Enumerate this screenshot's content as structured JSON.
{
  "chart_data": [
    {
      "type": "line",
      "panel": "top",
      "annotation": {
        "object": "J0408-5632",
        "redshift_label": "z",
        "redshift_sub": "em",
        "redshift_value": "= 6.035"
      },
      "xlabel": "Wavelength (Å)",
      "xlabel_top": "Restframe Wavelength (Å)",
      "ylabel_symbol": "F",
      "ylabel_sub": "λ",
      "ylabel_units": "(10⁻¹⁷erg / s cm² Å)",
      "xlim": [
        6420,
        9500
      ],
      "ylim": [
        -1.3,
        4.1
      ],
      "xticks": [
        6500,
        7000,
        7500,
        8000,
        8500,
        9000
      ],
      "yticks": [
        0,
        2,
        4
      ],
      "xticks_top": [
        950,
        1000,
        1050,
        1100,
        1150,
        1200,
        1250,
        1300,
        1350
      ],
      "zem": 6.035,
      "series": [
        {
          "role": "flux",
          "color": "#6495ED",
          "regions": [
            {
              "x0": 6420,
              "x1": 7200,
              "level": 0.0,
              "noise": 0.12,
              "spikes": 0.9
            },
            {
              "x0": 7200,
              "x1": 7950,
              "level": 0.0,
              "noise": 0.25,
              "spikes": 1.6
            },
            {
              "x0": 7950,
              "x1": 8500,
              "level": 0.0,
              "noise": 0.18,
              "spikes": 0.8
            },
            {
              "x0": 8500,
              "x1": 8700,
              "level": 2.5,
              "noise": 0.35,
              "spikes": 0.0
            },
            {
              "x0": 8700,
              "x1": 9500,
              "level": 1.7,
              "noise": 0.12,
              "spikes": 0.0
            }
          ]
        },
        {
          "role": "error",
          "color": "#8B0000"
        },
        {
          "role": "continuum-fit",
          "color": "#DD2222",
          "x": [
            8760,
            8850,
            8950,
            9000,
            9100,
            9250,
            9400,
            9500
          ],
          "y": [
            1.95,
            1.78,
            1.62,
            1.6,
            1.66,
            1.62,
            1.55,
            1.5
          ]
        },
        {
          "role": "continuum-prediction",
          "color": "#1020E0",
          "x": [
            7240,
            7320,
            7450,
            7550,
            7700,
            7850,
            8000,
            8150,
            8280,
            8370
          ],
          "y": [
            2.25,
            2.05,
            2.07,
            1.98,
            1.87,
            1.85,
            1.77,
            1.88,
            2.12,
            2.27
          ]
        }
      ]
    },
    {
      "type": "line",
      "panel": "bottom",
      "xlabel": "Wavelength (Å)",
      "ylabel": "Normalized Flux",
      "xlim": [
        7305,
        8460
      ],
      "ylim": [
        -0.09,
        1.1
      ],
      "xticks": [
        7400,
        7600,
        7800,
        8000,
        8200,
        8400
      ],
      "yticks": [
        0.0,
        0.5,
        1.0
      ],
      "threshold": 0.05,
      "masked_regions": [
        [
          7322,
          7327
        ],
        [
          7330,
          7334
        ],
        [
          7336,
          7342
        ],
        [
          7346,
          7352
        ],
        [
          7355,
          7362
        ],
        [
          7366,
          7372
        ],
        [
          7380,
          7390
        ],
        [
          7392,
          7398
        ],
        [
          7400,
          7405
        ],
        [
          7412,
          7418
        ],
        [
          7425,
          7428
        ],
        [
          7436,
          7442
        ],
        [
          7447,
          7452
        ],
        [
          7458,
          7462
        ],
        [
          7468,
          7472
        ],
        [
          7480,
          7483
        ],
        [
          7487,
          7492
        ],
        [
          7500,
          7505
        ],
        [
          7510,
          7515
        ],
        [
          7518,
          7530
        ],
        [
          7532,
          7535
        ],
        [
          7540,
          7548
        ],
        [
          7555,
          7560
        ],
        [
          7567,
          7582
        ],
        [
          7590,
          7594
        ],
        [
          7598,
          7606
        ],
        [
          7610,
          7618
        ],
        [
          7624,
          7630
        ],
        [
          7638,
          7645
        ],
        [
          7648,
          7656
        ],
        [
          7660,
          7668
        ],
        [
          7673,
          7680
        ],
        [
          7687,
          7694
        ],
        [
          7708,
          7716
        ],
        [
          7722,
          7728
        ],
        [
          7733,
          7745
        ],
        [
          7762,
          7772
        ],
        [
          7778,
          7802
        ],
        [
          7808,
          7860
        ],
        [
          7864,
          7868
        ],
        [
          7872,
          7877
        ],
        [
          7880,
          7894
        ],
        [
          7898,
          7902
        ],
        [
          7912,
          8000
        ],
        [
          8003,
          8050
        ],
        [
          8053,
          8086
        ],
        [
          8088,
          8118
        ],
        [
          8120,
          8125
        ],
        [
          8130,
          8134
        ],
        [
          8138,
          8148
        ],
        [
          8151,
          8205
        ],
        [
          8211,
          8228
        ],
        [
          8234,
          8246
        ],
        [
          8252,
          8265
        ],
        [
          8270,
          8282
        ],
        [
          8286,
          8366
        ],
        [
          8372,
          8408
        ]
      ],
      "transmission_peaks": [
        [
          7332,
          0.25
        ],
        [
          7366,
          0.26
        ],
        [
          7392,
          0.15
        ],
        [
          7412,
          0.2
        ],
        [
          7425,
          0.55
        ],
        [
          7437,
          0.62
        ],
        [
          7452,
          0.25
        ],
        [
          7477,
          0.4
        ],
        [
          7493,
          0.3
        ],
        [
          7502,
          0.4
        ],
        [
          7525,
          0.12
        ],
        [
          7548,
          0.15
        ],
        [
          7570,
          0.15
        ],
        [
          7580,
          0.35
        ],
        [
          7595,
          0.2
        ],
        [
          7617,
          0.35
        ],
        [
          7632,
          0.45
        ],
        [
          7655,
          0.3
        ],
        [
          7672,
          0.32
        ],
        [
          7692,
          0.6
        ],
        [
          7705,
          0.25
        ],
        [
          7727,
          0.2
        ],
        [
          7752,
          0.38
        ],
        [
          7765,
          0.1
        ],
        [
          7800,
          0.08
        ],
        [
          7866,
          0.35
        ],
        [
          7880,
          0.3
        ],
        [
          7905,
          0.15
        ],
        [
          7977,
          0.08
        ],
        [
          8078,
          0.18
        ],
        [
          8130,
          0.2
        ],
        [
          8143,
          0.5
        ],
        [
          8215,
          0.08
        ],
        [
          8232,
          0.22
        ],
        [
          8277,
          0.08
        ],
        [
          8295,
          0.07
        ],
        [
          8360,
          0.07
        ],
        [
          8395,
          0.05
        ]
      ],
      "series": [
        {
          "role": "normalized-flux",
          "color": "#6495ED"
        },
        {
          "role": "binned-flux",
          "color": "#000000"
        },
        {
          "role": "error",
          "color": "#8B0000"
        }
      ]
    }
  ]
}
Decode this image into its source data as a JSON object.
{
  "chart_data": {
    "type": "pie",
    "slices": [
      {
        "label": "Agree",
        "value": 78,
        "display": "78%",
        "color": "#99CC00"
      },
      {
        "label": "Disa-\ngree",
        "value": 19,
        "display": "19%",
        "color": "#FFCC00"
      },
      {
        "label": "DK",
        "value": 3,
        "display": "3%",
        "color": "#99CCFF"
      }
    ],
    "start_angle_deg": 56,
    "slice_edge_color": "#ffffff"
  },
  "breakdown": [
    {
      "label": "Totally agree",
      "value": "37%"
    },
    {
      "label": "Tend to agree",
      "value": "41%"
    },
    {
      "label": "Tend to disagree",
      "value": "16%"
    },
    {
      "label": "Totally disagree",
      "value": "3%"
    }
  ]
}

- - - - -

» What you need to do:
Print the line containing "Decode this image" and every line after it to the end of the records above, exactly as written, and nothing else.

» Written reply:
Decode this image into its source data as a JSON object.
{
  "chart_data": {
    "type": "pie",
    "slices": [
      {
        "label": "Agree",
        "value": 78,
        "display": "78%",
        "color": "#99CC00"
      },
      {
        "label": "Disa-\ngree",
        "value": 19,
        "display": "19%",
        "color": "#FFCC00"
      },
      {
        "label": "DK",
        "value": 3,
        "display": "3%",
        "color": "#99CCFF"
      }
    ],
    "start_angle_deg": 56,
    "slice_edge_color": "#ffffff"
  },
  "breakdown": [
    {
      "label": "Totally agree",
      "value": "37%"
    },
    {
      "label": "Tend to agree",
      "value": "41%"
    },
    {
      "label": "Tend to disagree",
      "value": "16%"
    },
    {
      "label": "Totally disagree",
      "value": "3%"
    }
  ]
}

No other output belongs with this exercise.